[PROVIDED MATERIAL]:
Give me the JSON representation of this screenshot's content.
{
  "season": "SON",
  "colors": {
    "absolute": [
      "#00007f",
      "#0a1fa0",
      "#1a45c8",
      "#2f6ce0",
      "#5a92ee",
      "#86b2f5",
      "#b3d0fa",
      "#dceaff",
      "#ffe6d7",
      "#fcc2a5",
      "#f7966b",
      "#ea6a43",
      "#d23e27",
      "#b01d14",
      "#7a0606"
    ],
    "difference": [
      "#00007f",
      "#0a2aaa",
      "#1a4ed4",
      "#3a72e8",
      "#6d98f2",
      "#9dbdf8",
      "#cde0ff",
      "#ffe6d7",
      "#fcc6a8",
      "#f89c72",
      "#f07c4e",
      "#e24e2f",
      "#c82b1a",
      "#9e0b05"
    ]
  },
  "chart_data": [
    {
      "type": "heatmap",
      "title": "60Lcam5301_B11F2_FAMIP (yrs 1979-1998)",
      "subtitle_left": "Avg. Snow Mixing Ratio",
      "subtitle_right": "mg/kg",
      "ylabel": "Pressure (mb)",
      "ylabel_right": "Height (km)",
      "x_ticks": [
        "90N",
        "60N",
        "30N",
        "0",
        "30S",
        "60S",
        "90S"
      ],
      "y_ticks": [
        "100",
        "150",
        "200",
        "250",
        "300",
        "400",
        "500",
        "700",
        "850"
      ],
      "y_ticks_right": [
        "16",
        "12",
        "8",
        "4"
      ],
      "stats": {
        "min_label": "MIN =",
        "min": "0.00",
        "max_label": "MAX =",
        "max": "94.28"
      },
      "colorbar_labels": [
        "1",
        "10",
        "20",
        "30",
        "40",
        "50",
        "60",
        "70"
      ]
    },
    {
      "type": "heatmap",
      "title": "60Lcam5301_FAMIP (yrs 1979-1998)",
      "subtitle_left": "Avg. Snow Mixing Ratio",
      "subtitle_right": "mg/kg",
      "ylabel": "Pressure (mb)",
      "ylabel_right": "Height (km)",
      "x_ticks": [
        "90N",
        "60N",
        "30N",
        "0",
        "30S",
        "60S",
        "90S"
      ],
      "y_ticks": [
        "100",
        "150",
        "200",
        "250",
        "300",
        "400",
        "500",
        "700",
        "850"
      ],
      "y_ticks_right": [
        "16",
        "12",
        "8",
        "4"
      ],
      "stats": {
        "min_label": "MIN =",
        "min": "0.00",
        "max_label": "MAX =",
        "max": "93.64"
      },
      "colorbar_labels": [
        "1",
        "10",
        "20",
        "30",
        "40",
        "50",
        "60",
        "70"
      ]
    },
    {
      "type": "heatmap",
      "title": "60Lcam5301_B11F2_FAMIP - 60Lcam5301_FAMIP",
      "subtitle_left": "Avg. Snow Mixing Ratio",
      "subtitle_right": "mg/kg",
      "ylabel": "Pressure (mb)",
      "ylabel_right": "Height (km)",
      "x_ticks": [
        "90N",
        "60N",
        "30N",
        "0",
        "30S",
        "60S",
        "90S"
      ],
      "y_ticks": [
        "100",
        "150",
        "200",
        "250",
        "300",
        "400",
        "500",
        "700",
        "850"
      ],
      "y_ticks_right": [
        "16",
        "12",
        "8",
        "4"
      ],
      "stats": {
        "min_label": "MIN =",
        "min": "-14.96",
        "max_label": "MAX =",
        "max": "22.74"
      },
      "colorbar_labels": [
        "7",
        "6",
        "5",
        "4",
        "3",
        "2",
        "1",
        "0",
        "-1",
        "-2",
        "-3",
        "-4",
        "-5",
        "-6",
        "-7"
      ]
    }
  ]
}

[REQUIRED WORK]:
Recopy the entries above exactly, with every line included.

[RESPONSE]:
Give me the JSON representation of this screenshot's content.
{
  "season": "SON",
  "colors": {
    "absolute": [
      "#00007f",
      "#0a1fa0",
      "#1a45c8",
      "#2f6ce0",
      "#5a92ee",
      "#86b2f5",
      "#b3d0fa",
      "#dceaff",
      "#ffe6d7",
      "#fcc2a5",
      "#f7966b",
      "#ea6a43",
      "#d23e27",
      "#b01d14",
      "#7a0606"
    ],
    "difference": [
      "#00007f",
      "#0a2aaa",
      "#1a4ed4",
      "#3a72e8",
      "#6d98f2",
      "#9dbdf8",
      "#cde0ff",
      "#ffe6d7",
      "#fcc6a8",
      "#f89c72",
      "#f07c4e",
      "#e24e2f",
      "#c82b1a",
      "#9e0b05"
    ]
  },
  "chart_data": [
    {
      "type": "heatmap",
      "title": "60Lcam5301_B11F2_FAMIP (yrs 1979-1998)",
      "subtitle_left": "Avg. Snow Mixing Ratio",
      "subtitle_right": "mg/kg",
      "ylabel": "Pressure (mb)",
      "ylabel_right": "Height (km)",
      "x_ticks": [
        "90N",
        "60N",
        "30N",
        "0",
        "30S",
        "60S",
        "90S"
      ],
      "y_ticks": [
        "100",
        "150",
        "200",
        "250",
        "300",
        "400",
        "500",
        "700",
        "850"
      ],
      "y_ticks_right": [
        "16",
        "12",
        "8",
        "4"
      ],
      "stats": {
        "min_label": "MIN =",
        "min": "0.00",
        "max_label": "MAX =",
        "max": "94.28"
      },
      "colorbar_labels": [
        "1",
        "10",
        "20",
        "30",
        "40",
        "50",
        "60",
        "70"
      ]
    },
    {
      "type": "heatmap",
      "title": "60Lcam5301_FAMIP (yrs 1979-1998)",
      "subtitle_left": "Avg. Snow Mixing Ratio",
      "subtitle_right": "mg/kg",
      "ylabel": "Pressure (mb)",
      "ylabel_right": "Height (km)",
      "x_ticks": [
        "90N",
        "60N",
        "30N",
        "0",
        "30S",
        "60S",
        "90S"
      ],
      "y_ticks": [
        "100",
        "150",
        "200",
        "250",
        "300",
        "400",
        "500",
        "700",
        "850"
      ],
      "y_ticks_right": [
        "16",
        "12",
        "8",
        "4"
      ],
      "stats": {
        "min_label": "MIN =",
        "min": "0.00",
        "max_label": "MAX =",
        "max": "93.64"
      },
      "colorbar_labels": [
        "1",
        "10",
        "20",
        "30",
        "40",
        "50",
        "60",
        "70"
      ]
    },
    {
      "type": "heatmap",
      "title": "60Lcam5301_B11F2_FAMIP - 60Lcam5301_FAMIP",
      "subtitle_left": "Avg. Snow Mixing Ratio",
      "subtitle_right": "mg/kg",
      "ylabel": "Pressure (mb)",
      "ylabel_right": "Height (km)",
      "x_ticks": [
        "90N",
        "60N",
        "30N",
        "0",
        "30S",
        "60S",
        "90S"
      ],
      "y_ticks": [
        "100",
        "150",
        "200",
        "250",
        "300",
        "400",
        "500",
        "700",
        "850"
      ],
      "y_ticks_right": [
        "16",
        "12",
        "8",
        "4"
      ],
      "stats": {
        "min_label": "MIN =",
        "min": "-14.96",
        "max_label": "MAX =",
        "max": "22.74"
      },
      "colorbar_labels": [
        "7",
        "6",
        "5",
        "4",
        "3",
        "2",
        "1",
        "0",
        "-1",
        "-2",
        "-3",
        "-4",
        "-5",
        "-6",
        "-7"
      ]
    }
  ]
}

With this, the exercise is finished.